-------- RECORD EXCERPTS
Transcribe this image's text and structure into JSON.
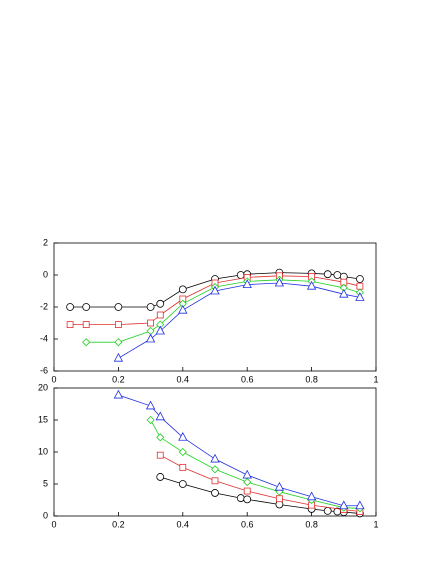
{
  "chart_data": [
    {
      "type": "line",
      "xlim": [
        0,
        1
      ],
      "ylim": [
        -6,
        2
      ],
      "xticks": [
        0,
        0.2,
        0.4,
        0.6,
        0.8,
        1
      ],
      "yticks": [
        -6,
        -4,
        -2,
        0,
        2
      ],
      "series": [
        {
          "color": "#000000",
          "marker": "circle",
          "x": [
            0.05,
            0.1,
            0.2,
            0.3,
            0.33,
            0.4,
            0.5,
            0.58,
            0.6,
            0.7,
            0.8,
            0.85,
            0.88,
            0.9,
            0.95
          ],
          "values": [
            -2.0,
            -2.0,
            -2.0,
            -2.0,
            -1.8,
            -0.9,
            -0.25,
            0.0,
            0.05,
            0.15,
            0.1,
            0.05,
            0.0,
            -0.1,
            -0.25
          ]
        },
        {
          "color": "#e03030",
          "marker": "square",
          "x": [
            0.05,
            0.1,
            0.2,
            0.3,
            0.33,
            0.4,
            0.5,
            0.6,
            0.7,
            0.8,
            0.9,
            0.95
          ],
          "values": [
            -3.1,
            -3.1,
            -3.1,
            -3.0,
            -2.5,
            -1.5,
            -0.5,
            -0.15,
            -0.05,
            -0.1,
            -0.45,
            -0.7
          ]
        },
        {
          "color": "#20d020",
          "marker": "diamond",
          "x": [
            0.1,
            0.2,
            0.3,
            0.33,
            0.4,
            0.5,
            0.6,
            0.7,
            0.8,
            0.9,
            0.95
          ],
          "values": [
            -4.2,
            -4.2,
            -3.5,
            -3.1,
            -1.8,
            -0.75,
            -0.4,
            -0.3,
            -0.4,
            -0.8,
            -1.1
          ]
        },
        {
          "color": "#2030e0",
          "marker": "triangle",
          "x": [
            0.2,
            0.3,
            0.33,
            0.4,
            0.5,
            0.6,
            0.7,
            0.8,
            0.9,
            0.95
          ],
          "values": [
            -5.2,
            -4.0,
            -3.5,
            -2.2,
            -1.0,
            -0.6,
            -0.5,
            -0.7,
            -1.2,
            -1.4
          ]
        }
      ]
    },
    {
      "type": "line",
      "xlim": [
        0,
        1
      ],
      "ylim": [
        0,
        20
      ],
      "xticks": [
        0,
        0.2,
        0.4,
        0.6,
        0.8,
        1
      ],
      "yticks": [
        0,
        5,
        10,
        15,
        20
      ],
      "series": [
        {
          "color": "#000000",
          "marker": "circle",
          "x": [
            0.33,
            0.4,
            0.5,
            0.58,
            0.6,
            0.7,
            0.8,
            0.85,
            0.88,
            0.9,
            0.95
          ],
          "values": [
            6.1,
            5.0,
            3.6,
            2.8,
            2.6,
            1.8,
            1.1,
            0.8,
            0.7,
            0.6,
            0.4
          ]
        },
        {
          "color": "#e03030",
          "marker": "square",
          "x": [
            0.33,
            0.4,
            0.5,
            0.6,
            0.7,
            0.8,
            0.9,
            0.95
          ],
          "values": [
            9.5,
            7.6,
            5.5,
            3.9,
            2.7,
            1.7,
            1.0,
            0.7
          ]
        },
        {
          "color": "#20d020",
          "marker": "diamond",
          "x": [
            0.3,
            0.33,
            0.4,
            0.5,
            0.6,
            0.7,
            0.8,
            0.9,
            0.95
          ],
          "values": [
            15.0,
            12.3,
            10.0,
            7.3,
            5.3,
            3.8,
            2.5,
            1.3,
            1.2
          ]
        },
        {
          "color": "#2030e0",
          "marker": "triangle",
          "x": [
            0.2,
            0.3,
            0.33,
            0.4,
            0.5,
            0.6,
            0.7,
            0.8,
            0.9,
            0.95
          ],
          "values": [
            18.9,
            17.2,
            15.5,
            12.3,
            8.9,
            6.4,
            4.5,
            3.0,
            1.6,
            1.6
          ]
        }
      ]
    }
  ]
}
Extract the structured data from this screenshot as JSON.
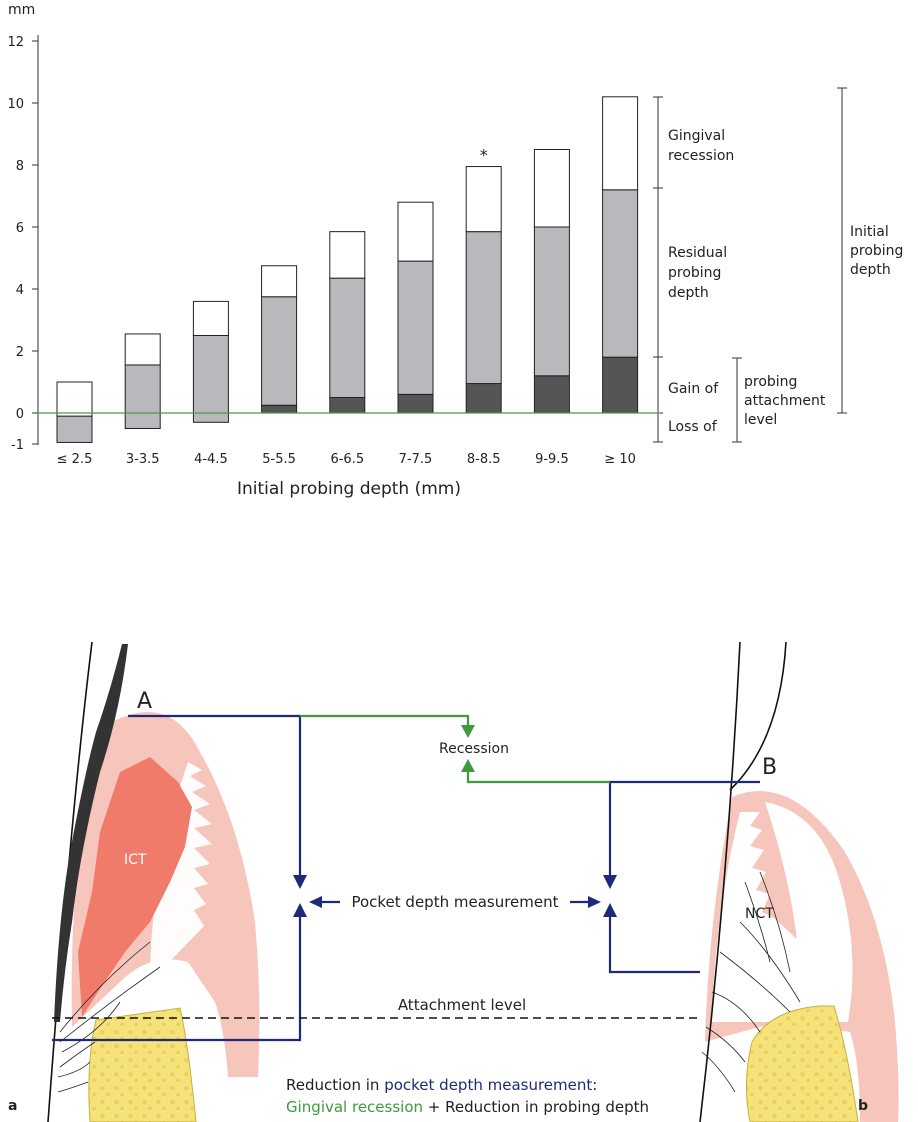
----------------
## THE EXERCISE
Take every line that includes the string "this" and copy it.

## COMPLETED EXERCISE
Transcribe this image's text and structure into JSON.
Extract the structured data from this screenshot as JSON.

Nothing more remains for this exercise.